_PROVIDED RECORDS:_
================================
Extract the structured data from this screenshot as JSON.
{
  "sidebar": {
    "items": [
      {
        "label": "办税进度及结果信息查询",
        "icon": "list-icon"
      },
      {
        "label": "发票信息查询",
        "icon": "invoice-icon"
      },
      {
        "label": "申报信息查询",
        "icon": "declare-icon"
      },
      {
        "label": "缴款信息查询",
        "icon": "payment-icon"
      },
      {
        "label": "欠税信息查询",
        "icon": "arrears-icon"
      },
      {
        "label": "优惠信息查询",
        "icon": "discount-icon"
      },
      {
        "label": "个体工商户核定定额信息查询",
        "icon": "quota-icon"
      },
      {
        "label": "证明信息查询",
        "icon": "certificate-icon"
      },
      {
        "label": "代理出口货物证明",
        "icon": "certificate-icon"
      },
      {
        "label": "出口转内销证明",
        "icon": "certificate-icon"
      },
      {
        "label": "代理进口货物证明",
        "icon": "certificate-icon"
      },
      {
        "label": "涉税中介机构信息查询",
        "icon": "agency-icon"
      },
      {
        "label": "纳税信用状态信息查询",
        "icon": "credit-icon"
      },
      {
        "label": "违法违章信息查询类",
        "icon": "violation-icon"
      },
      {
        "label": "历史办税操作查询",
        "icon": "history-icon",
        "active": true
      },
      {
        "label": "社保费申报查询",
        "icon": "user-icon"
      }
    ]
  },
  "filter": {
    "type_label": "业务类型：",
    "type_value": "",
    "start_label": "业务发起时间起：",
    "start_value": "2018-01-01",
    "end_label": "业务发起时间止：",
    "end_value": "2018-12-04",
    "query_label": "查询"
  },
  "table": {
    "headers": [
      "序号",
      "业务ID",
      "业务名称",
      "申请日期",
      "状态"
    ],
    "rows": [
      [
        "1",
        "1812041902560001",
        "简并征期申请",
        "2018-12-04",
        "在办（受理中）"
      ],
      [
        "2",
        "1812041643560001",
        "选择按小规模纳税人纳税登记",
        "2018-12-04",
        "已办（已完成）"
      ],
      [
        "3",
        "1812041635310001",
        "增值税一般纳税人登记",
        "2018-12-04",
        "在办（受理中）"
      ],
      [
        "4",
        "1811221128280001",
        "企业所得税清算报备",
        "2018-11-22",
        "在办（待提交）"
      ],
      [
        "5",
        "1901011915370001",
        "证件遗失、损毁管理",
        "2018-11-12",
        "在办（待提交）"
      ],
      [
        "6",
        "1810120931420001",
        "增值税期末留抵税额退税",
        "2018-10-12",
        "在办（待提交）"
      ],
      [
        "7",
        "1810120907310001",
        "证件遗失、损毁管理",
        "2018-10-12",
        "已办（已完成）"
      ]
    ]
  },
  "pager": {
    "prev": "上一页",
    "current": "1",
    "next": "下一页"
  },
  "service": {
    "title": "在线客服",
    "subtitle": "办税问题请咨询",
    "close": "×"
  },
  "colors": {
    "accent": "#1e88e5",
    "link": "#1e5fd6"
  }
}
================================
_THE TASK:_
Take the listing above and set it down exactly.

_THE ANSWER:_
Extract the structured data from this screenshot as JSON.
{
  "sidebar": {
    "items": [
      {
        "label": "办税进度及结果信息查询",
        "icon": "list-icon"
      },
      {
        "label": "发票信息查询",
        "icon": "invoice-icon"
      },
      {
        "label": "申报信息查询",
        "icon": "declare-icon"
      },
      {
        "label": "缴款信息查询",
        "icon": "payment-icon"
      },
      {
        "label": "欠税信息查询",
        "icon": "arrears-icon"
      },
      {
        "label": "优惠信息查询",
        "icon": "discount-icon"
      },
      {
        "label": "个体工商户核定定额信息查询",
        "icon": "quota-icon"
      },
      {
        "label": "证明信息查询",
        "icon": "certificate-icon"
      },
      {
        "label": "代理出口货物证明",
        "icon": "certificate-icon"
      },
      {
        "label": "出口转内销证明",
        "icon": "certificate-icon"
      },
      {
        "label": "代理进口货物证明",
        "icon": "certificate-icon"
      },
      {
        "label": "涉税中介机构信息查询",
        "icon": "agency-icon"
      },
      {
        "label": "纳税信用状态信息查询",
        "icon": "credit-icon"
      },
      {
        "label": "违法违章信息查询类",
        "icon": "violation-icon"
      },
      {
        "label": "历史办税操作查询",
        "icon": "history-icon",
        "active": true
      },
      {
        "label": "社保费申报查询",
        "icon": "user-icon"
      }
    ]
  },
  "filter": {
    "type_label": "业务类型：",
    "type_value": "",
    "start_label": "业务发起时间起：",
    "start_value": "2018-01-01",
    "end_label": "业务发起时间止：",
    "end_value": "2018-12-04",
    "query_label": "查询"
  },
  "table": {
    "headers": [
      "序号",
      "业务ID",
      "业务名称",
      "申请日期",
      "状态"
    ],
    "rows": [
      [
        "1",
        "1812041902560001",
        "简并征期申请",
        "2018-12-04",
        "在办（受理中）"
      ],
      [
        "2",
        "1812041643560001",
        "选择按小规模纳税人纳税登记",
        "2018-12-04",
        "已办（已完成）"
      ],
      [
        "3",
        "1812041635310001",
        "增值税一般纳税人登记",
        "2018-12-04",
        "在办（受理中）"
      ],
      [
        "4",
        "1811221128280001",
        "企业所得税清算报备",
        "2018-11-22",
        "在办（待提交）"
      ],
      [
        "5",
        "1901011915370001",
        "证件遗失、损毁管理",
        "2018-11-12",
        "在办（待提交）"
      ],
      [
        "6",
        "1810120931420001",
        "增值税期末留抵税额退税",
        "2018-10-12",
        "在办（待提交）"
      ],
      [
        "7",
        "1810120907310001",
        "证件遗失、损毁管理",
        "2018-10-12",
        "已办（已完成）"
      ]
    ]
  },
  "pager": {
    "prev": "上一页",
    "current": "1",
    "next": "下一页"
  },
  "service": {
    "title": "在线客服",
    "subtitle": "办税问题请咨询",
    "close": "×"
  },
  "colors": {
    "accent": "#1e88e5",
    "link": "#1e5fd6"
  }
}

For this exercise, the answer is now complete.